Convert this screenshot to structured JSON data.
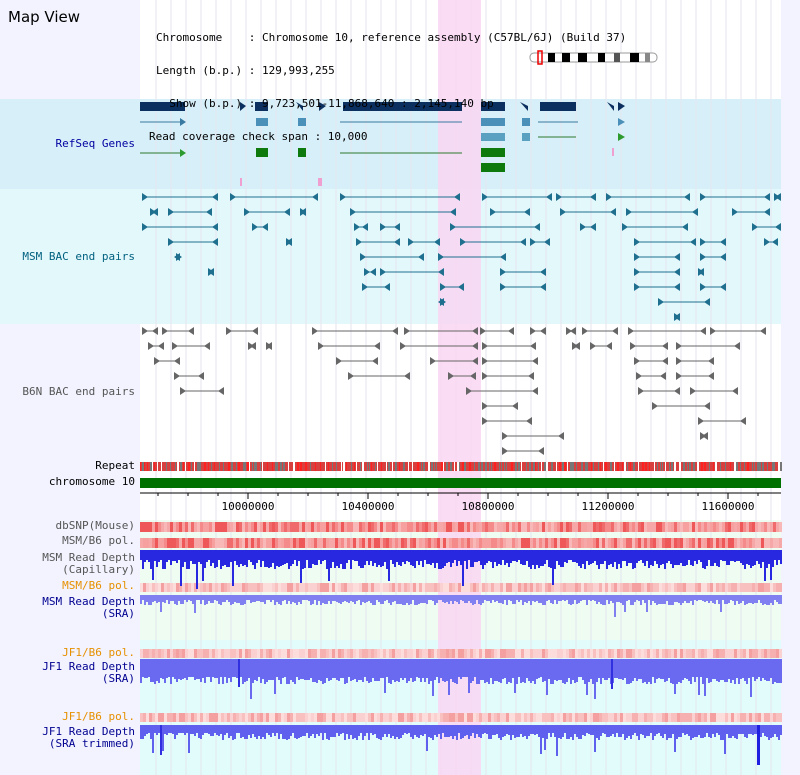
{
  "panel_title": "Map View",
  "info": {
    "line1": "Chromosome    : Chromosome 10, reference assembly (C57BL/6J) (Build 37)",
    "line2": "Length (b.p.) : 129,993,255",
    "line3": "  Show (b.p.) : 9,723,501-11,868,640 : 2,145,140 bp",
    "line4": "Read coverage check span : 10,000"
  },
  "tracks": {
    "refseq": "RefSeq Genes",
    "msm_bac": "MSM BAC end pairs",
    "b6n_bac": "B6N BAC end pairs",
    "repeat": "Repeat",
    "chromosome": "chromosome 10"
  },
  "axis_ticks": [
    "10000000",
    "10400000",
    "10800000",
    "11200000",
    "11600000"
  ],
  "lower_tracks": {
    "dbsnp": "dbSNP(Mouse)",
    "msm_b6_pol_1": "MSM/B6 pol.",
    "msm_depth_cap": "MSM Read Depth\n(Capillary)",
    "msm_b6_pol_2": "MSM/B6 pol.",
    "msm_depth_sra": "MSM Read Depth\n(SRA)",
    "jf1_b6_pol_1": "JF1/B6 pol.",
    "jf1_depth_sra": "JF1 Read Depth\n(SRA)",
    "jf1_b6_pol_2": "JF1/B6 pol.",
    "jf1_depth_trim": "JF1 Read Depth\n(SRA trimmed)"
  },
  "colors": {
    "refseq_label": "#0000a0",
    "msm_label": "#006080",
    "gray_label": "#555555",
    "orange_label": "#e69000",
    "navy_label": "#000090",
    "highlight": "#f9d6f2",
    "chromosome_bar": "#007000"
  }
}
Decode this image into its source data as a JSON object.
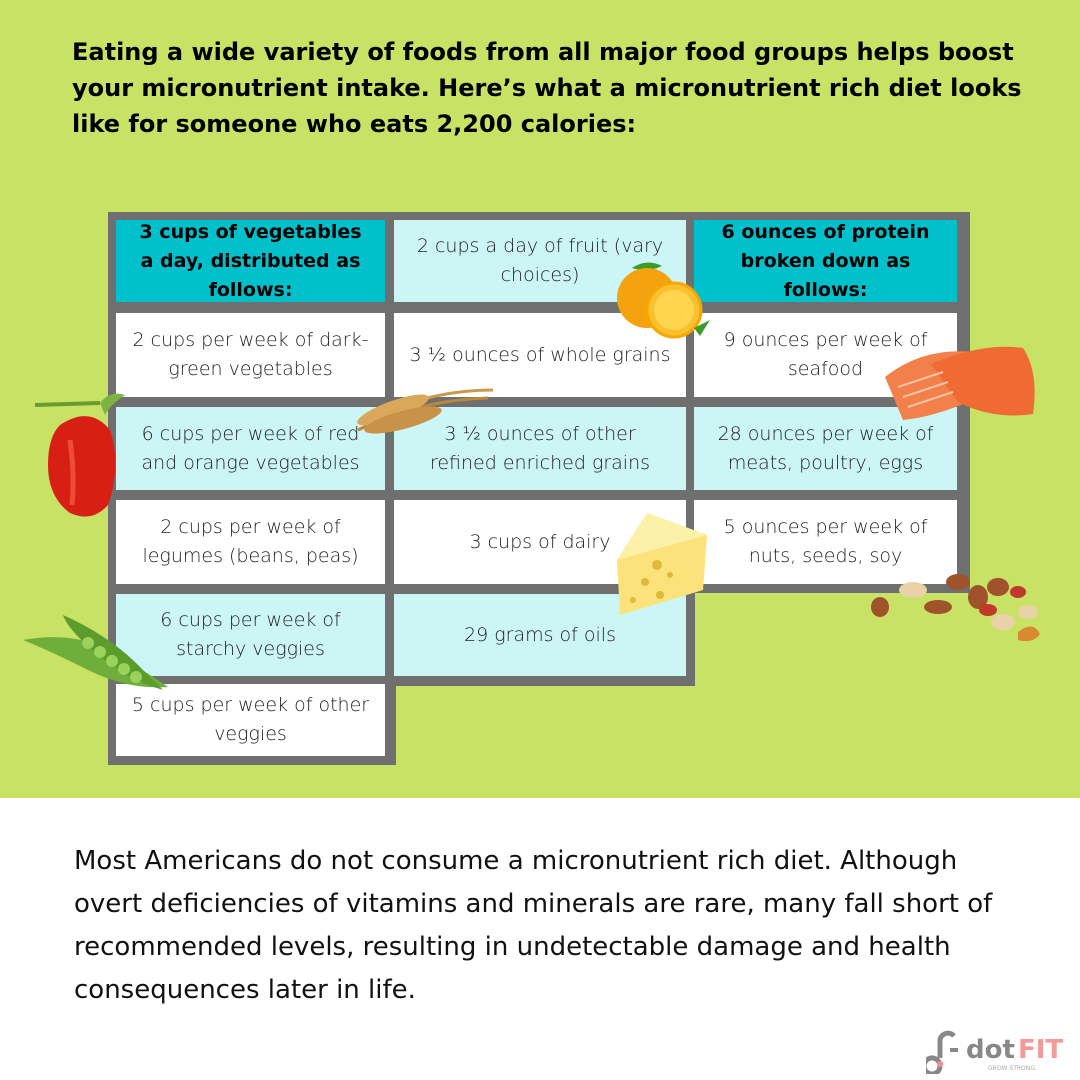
{
  "intro": "Eating a wide variety of foods from all major food groups helps boost your micronutrient intake. Here’s what a micronutrient rich diet looks like for someone who eats 2,200 calories:",
  "table": {
    "vegetables": [
      "3 cups of vegetables a day, distributed as follows:",
      "2 cups per week of dark-green vegetables",
      "6 cups per week of red and orange vegetables",
      "2 cups per week of legumes (beans, peas)",
      "6 cups per week of starchy veggies",
      "5 cups per week of other veggies"
    ],
    "fruit_grains_dairy": [
      "2 cups a day of fruit (vary choices)",
      "3 ½ ounces of whole grains",
      "3 ½ ounces of other refined enriched grains",
      "3 cups of dairy",
      "29 grams of oils"
    ],
    "protein": [
      "6 ounces of protein broken down as follows:",
      "9 ounces per week of seafood",
      "28 ounces per week of meats, poultry, eggs",
      "5 ounces per week of nuts, seeds, soy"
    ]
  },
  "outro": "Most Americans do not consume a micronutrient rich diet. Although overt deficiencies of vitamins and minerals are rare, many fall short of recommended levels, resulting in undetectable damage and health consequences later in life.",
  "logo": {
    "brand": "dotFIT",
    "tagline": "GROW STRONG."
  },
  "colors": {
    "background": "#c8e265",
    "header_cell": "#00c0cc",
    "light_cell": "#ccf6f5",
    "grid": "#6f6f6f"
  },
  "icons": [
    "bell-pepper",
    "wheat",
    "orange",
    "salmon",
    "cheese",
    "peas",
    "nuts"
  ]
}
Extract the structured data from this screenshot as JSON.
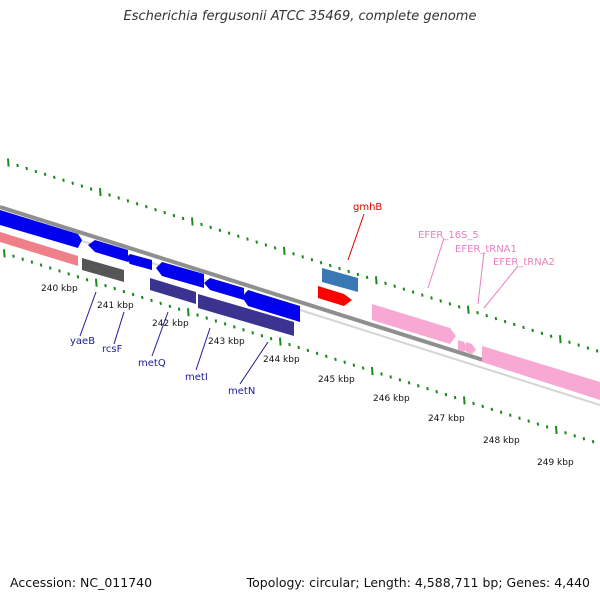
{
  "title": "Escherichia fergusonii ATCC 35469, complete genome",
  "footer": {
    "accession": "Accession: NC_011740",
    "summary": "Topology: circular; Length: 4,588,711 bp; Genes: 4,440"
  },
  "colors": {
    "backbone": "#8f8f8f",
    "gc_ticks": "#1a8a1a",
    "cds_forward": "#0000ee",
    "cds_operon": "#3b3390",
    "rrna_label": "#e87fbf",
    "rna_feature": "#f7a8d3",
    "gmhB_label": "#e00000",
    "gmhB_feature": "#ff0000",
    "blue_label": "#1c1c9a"
  },
  "scale": {
    "unit": "kbp",
    "ticks": [
      "240 kbp",
      "241 kbp",
      "242 kbp",
      "243 kbp",
      "244 kbp",
      "245 kbp",
      "246 kbp",
      "247 kbp",
      "248 kbp",
      "249 kbp"
    ]
  },
  "genes": [
    {
      "name": "yaeB",
      "color": "#1c1c9a"
    },
    {
      "name": "rcsF",
      "color": "#1c1c9a"
    },
    {
      "name": "metQ",
      "color": "#1c1c9a"
    },
    {
      "name": "metI",
      "color": "#1c1c9a"
    },
    {
      "name": "metN",
      "color": "#1c1c9a"
    },
    {
      "name": "gmhB",
      "color": "#e00000"
    },
    {
      "name": "EFER_16S_5",
      "color": "#e87fbf"
    },
    {
      "name": "EFER_tRNA1",
      "color": "#e87fbf"
    },
    {
      "name": "EFER_tRNA2",
      "color": "#e87fbf"
    }
  ]
}
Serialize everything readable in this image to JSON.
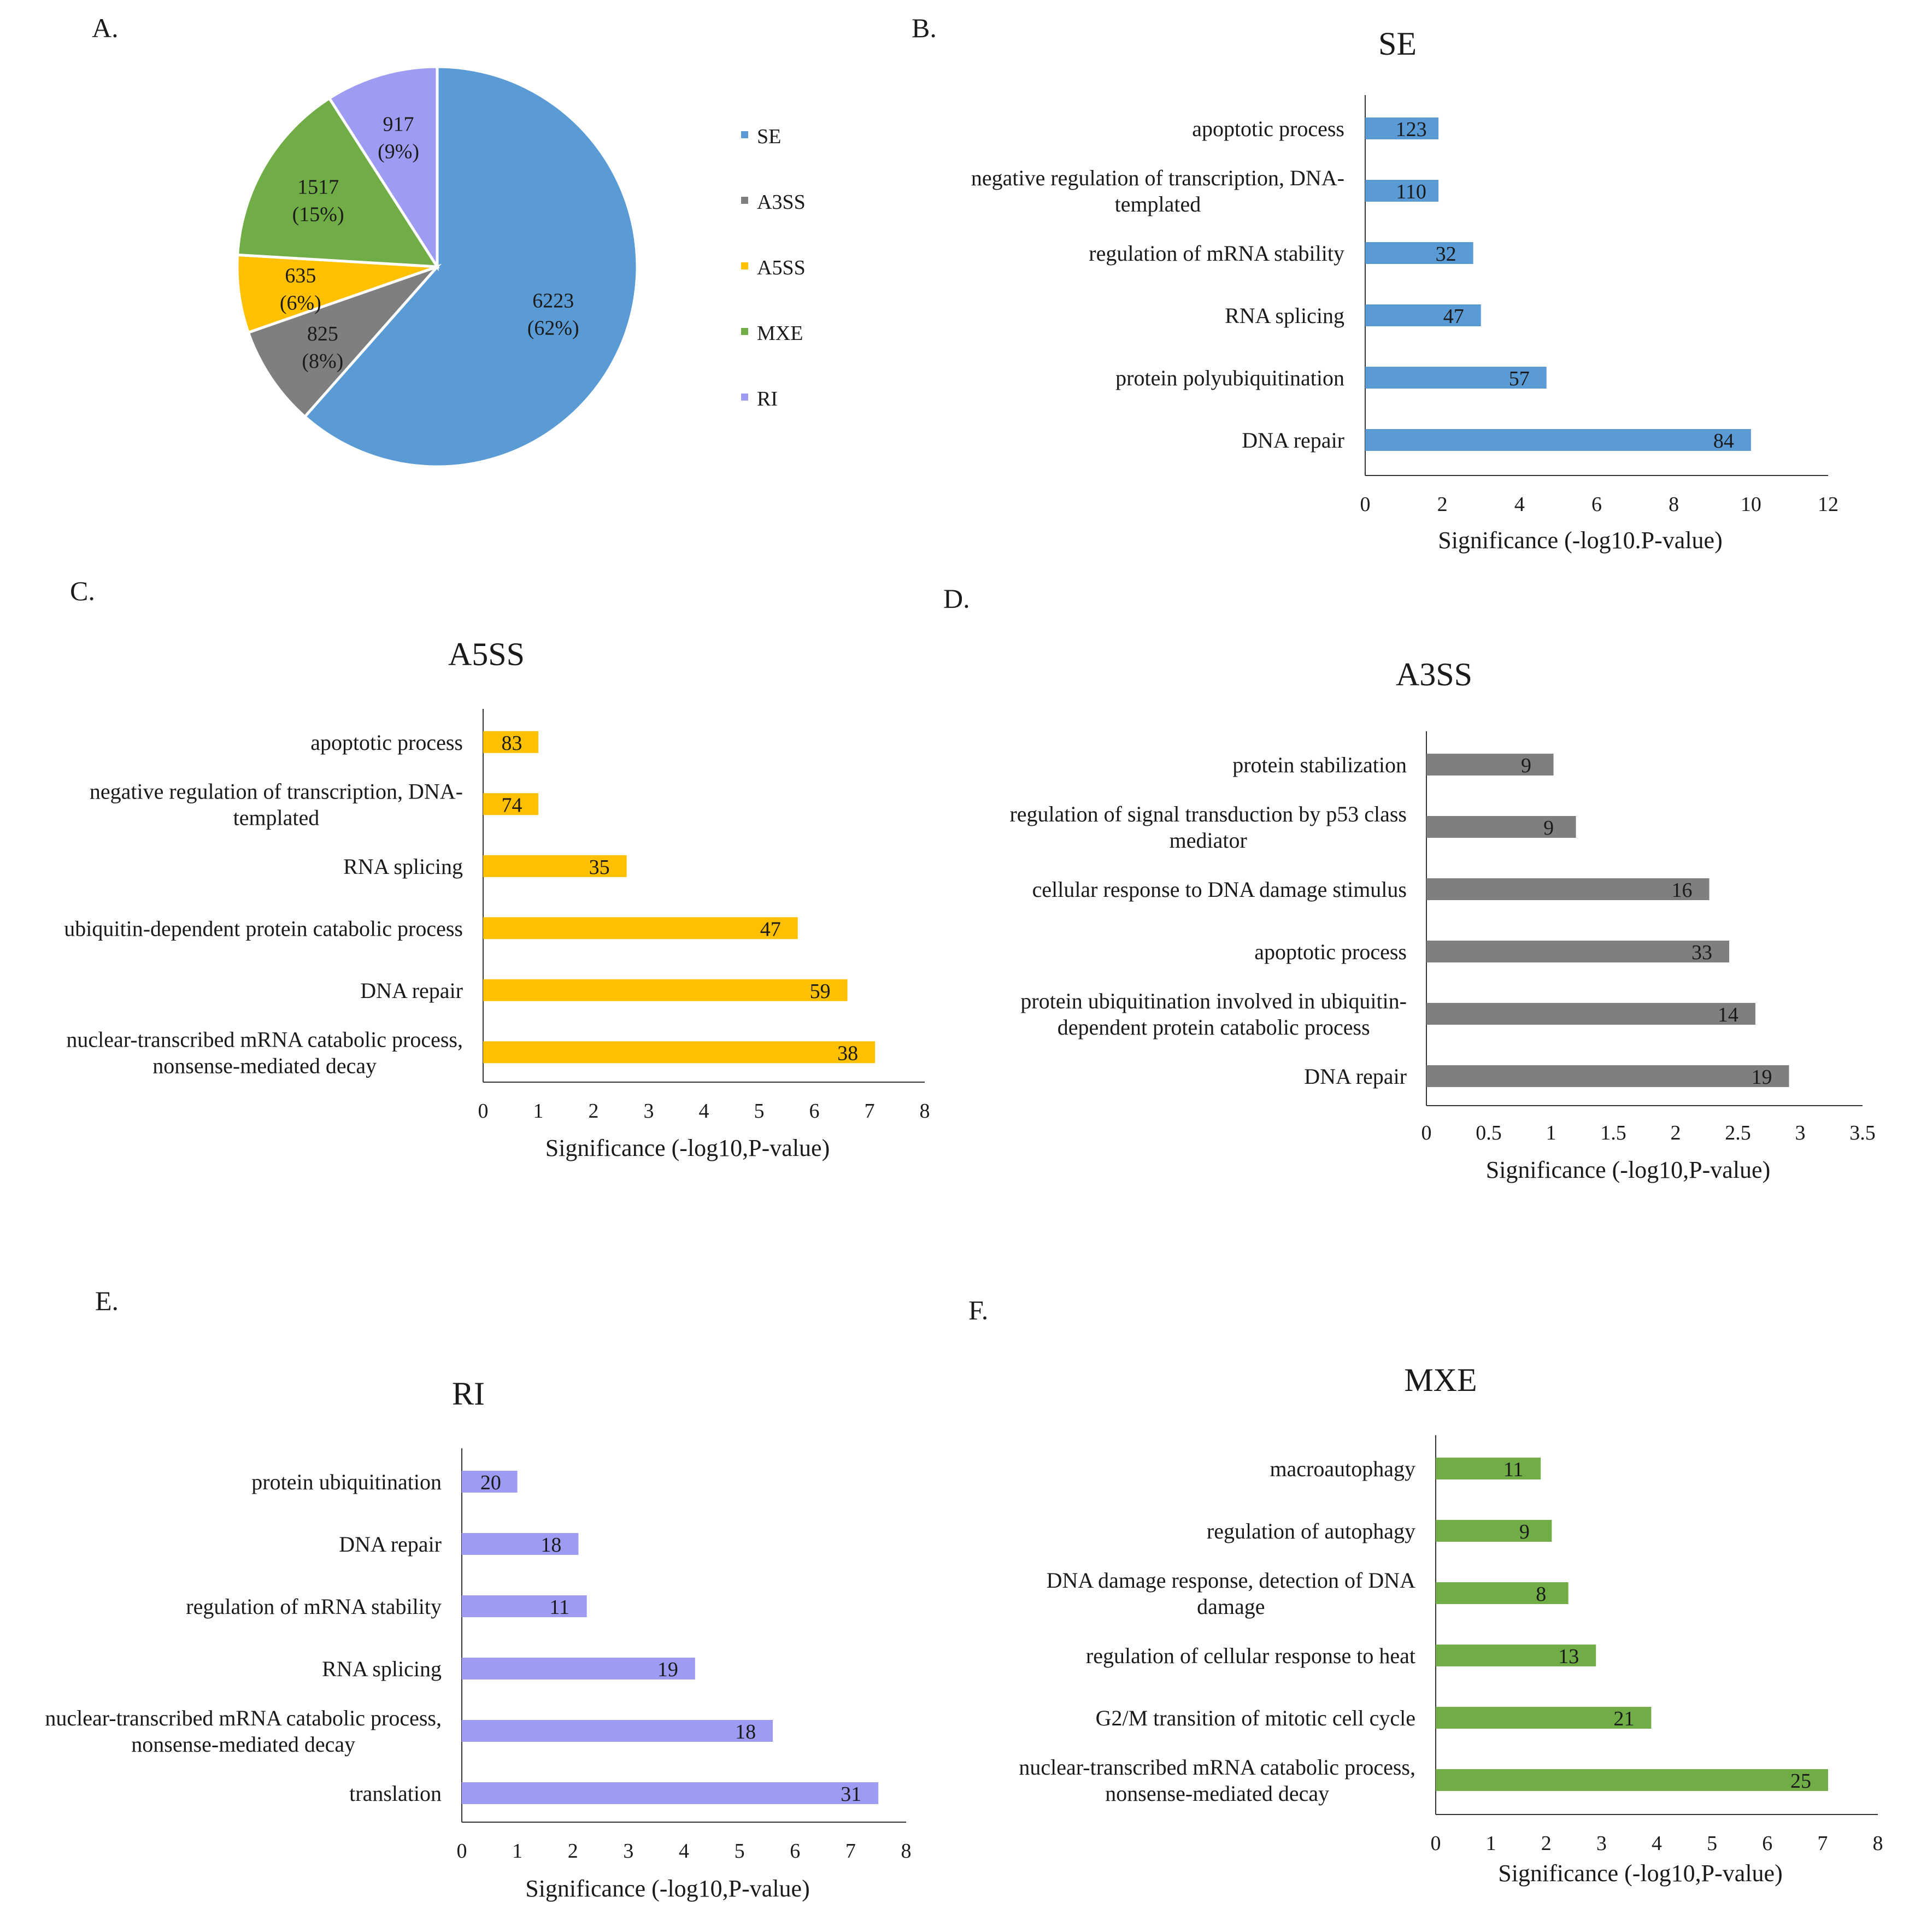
{
  "chart_data": [
    {
      "panel": "A.",
      "type": "pie",
      "title": "",
      "slices": [
        {
          "label": "SE",
          "value": 6223,
          "pct": "(62%)",
          "color": "#5b9bd5"
        },
        {
          "label": "A3SS",
          "value": 825,
          "pct": "(8%)",
          "color": "#7f7f7f"
        },
        {
          "label": "A5SS",
          "value": 635,
          "pct": "(6%)",
          "color": "#ffc000"
        },
        {
          "label": "MXE",
          "value": 1517,
          "pct": "(15%)",
          "color": "#70ad47"
        },
        {
          "label": "RI",
          "value": 917,
          "pct": "(9%)",
          "color": "#9e9cf2"
        }
      ],
      "legend_order": [
        "SE",
        "A3SS",
        "A5SS",
        "MXE",
        "RI"
      ],
      "legend": "right"
    },
    {
      "panel": "B.",
      "type": "bar",
      "orientation": "horizontal",
      "title": "SE",
      "title_color": "#2aa8e6",
      "color": "#5b9bd5",
      "categories": [
        [
          "apoptotic process"
        ],
        [
          "negative regulation of transcription, DNA-",
          "templated"
        ],
        [
          "regulation of mRNA stability"
        ],
        [
          "RNA splicing"
        ],
        [
          "protein polyubiquitination"
        ],
        [
          "DNA repair"
        ]
      ],
      "values": [
        1.9,
        1.9,
        2.8,
        3.0,
        4.7,
        10.0
      ],
      "labels": [
        "123",
        "110",
        "32",
        "47",
        "57",
        "84"
      ],
      "xlim": [
        0,
        12
      ],
      "ticks": [
        "0",
        "2",
        "4",
        "6",
        "8",
        "10",
        "12"
      ],
      "xlabel": "Significance (-log10.P-value)"
    },
    {
      "panel": "C.",
      "type": "bar",
      "orientation": "horizontal",
      "title": "A5SS",
      "title_color": "#e8a800",
      "color": "#ffc000",
      "categories": [
        [
          "apoptotic process"
        ],
        [
          "negative regulation of transcription, DNA-",
          "templated"
        ],
        [
          "RNA splicing"
        ],
        [
          "ubiquitin-dependent protein catabolic process"
        ],
        [
          "DNA repair"
        ],
        [
          "nuclear-transcribed mRNA catabolic process,",
          "nonsense-mediated decay"
        ]
      ],
      "values": [
        1.0,
        1.0,
        2.6,
        5.7,
        6.6,
        7.1
      ],
      "labels": [
        "83",
        "74",
        "35",
        "47",
        "59",
        "38"
      ],
      "xlim": [
        0,
        8
      ],
      "ticks": [
        "0",
        "1",
        "2",
        "3",
        "4",
        "5",
        "6",
        "7",
        "8"
      ],
      "xlabel": "Significance (-log10,P-value)"
    },
    {
      "panel": "D.",
      "type": "bar",
      "orientation": "horizontal",
      "title": "A3SS",
      "title_color": "#1a1a1a",
      "color": "#7f7f7f",
      "categories": [
        [
          "protein stabilization"
        ],
        [
          "regulation of signal transduction by p53 class",
          "mediator"
        ],
        [
          "cellular response to DNA damage stimulus"
        ],
        [
          "apoptotic process"
        ],
        [
          "protein ubiquitination involved in ubiquitin-",
          "dependent protein catabolic process"
        ],
        [
          "DNA repair"
        ]
      ],
      "values": [
        1.02,
        1.2,
        2.27,
        2.43,
        2.64,
        2.91
      ],
      "labels": [
        "9",
        "9",
        "16",
        "33",
        "14",
        "19"
      ],
      "xlim": [
        0,
        3.5
      ],
      "ticks": [
        "0",
        "0.5",
        "1",
        "1.5",
        "2",
        "2.5",
        "3",
        "3.5"
      ],
      "xlabel": "Significance (-log10,P-value)"
    },
    {
      "panel": "E.",
      "type": "bar",
      "orientation": "horizontal",
      "title": "RI",
      "title_color": "#1a1a1a",
      "color": "#9e9cf2",
      "categories": [
        [
          "protein ubiquitination"
        ],
        [
          "DNA repair"
        ],
        [
          "regulation of mRNA stability"
        ],
        [
          "RNA splicing"
        ],
        [
          "nuclear-transcribed mRNA catabolic process,",
          "nonsense-mediated decay"
        ],
        [
          "translation"
        ]
      ],
      "values": [
        1.0,
        2.1,
        2.25,
        4.2,
        5.6,
        7.5
      ],
      "labels": [
        "20",
        "18",
        "11",
        "19",
        "18",
        "31"
      ],
      "xlim": [
        0,
        8
      ],
      "ticks": [
        "0",
        "1",
        "2",
        "3",
        "4",
        "5",
        "6",
        "7",
        "8"
      ],
      "xlabel": "Significance (-log10,P-value)"
    },
    {
      "panel": "F.",
      "type": "bar",
      "orientation": "horizontal",
      "title": "MXE",
      "title_color": "#3aa84a",
      "color": "#70ad47",
      "categories": [
        [
          "macroautophagy"
        ],
        [
          "regulation of autophagy"
        ],
        [
          "DNA damage response, detection of DNA",
          "damage"
        ],
        [
          "regulation of cellular response to heat"
        ],
        [
          "G2/M transition of mitotic cell cycle"
        ],
        [
          "nuclear-transcribed mRNA catabolic process,",
          "nonsense-mediated decay"
        ]
      ],
      "values": [
        1.9,
        2.1,
        2.4,
        2.9,
        3.9,
        7.1
      ],
      "labels": [
        "11",
        "9",
        "8",
        "13",
        "21",
        "25"
      ],
      "xlim": [
        0,
        8
      ],
      "ticks": [
        "0",
        "1",
        "2",
        "3",
        "4",
        "5",
        "6",
        "7",
        "8"
      ],
      "xlabel": "Significance (-log10,P-value)"
    }
  ]
}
····················
DIRECTIONS — From the listing above, collect every line that mentions the word "nuts".

TASK RESULT —
      "5 ounces per week of nuts, seeds, soy"
    "nuts"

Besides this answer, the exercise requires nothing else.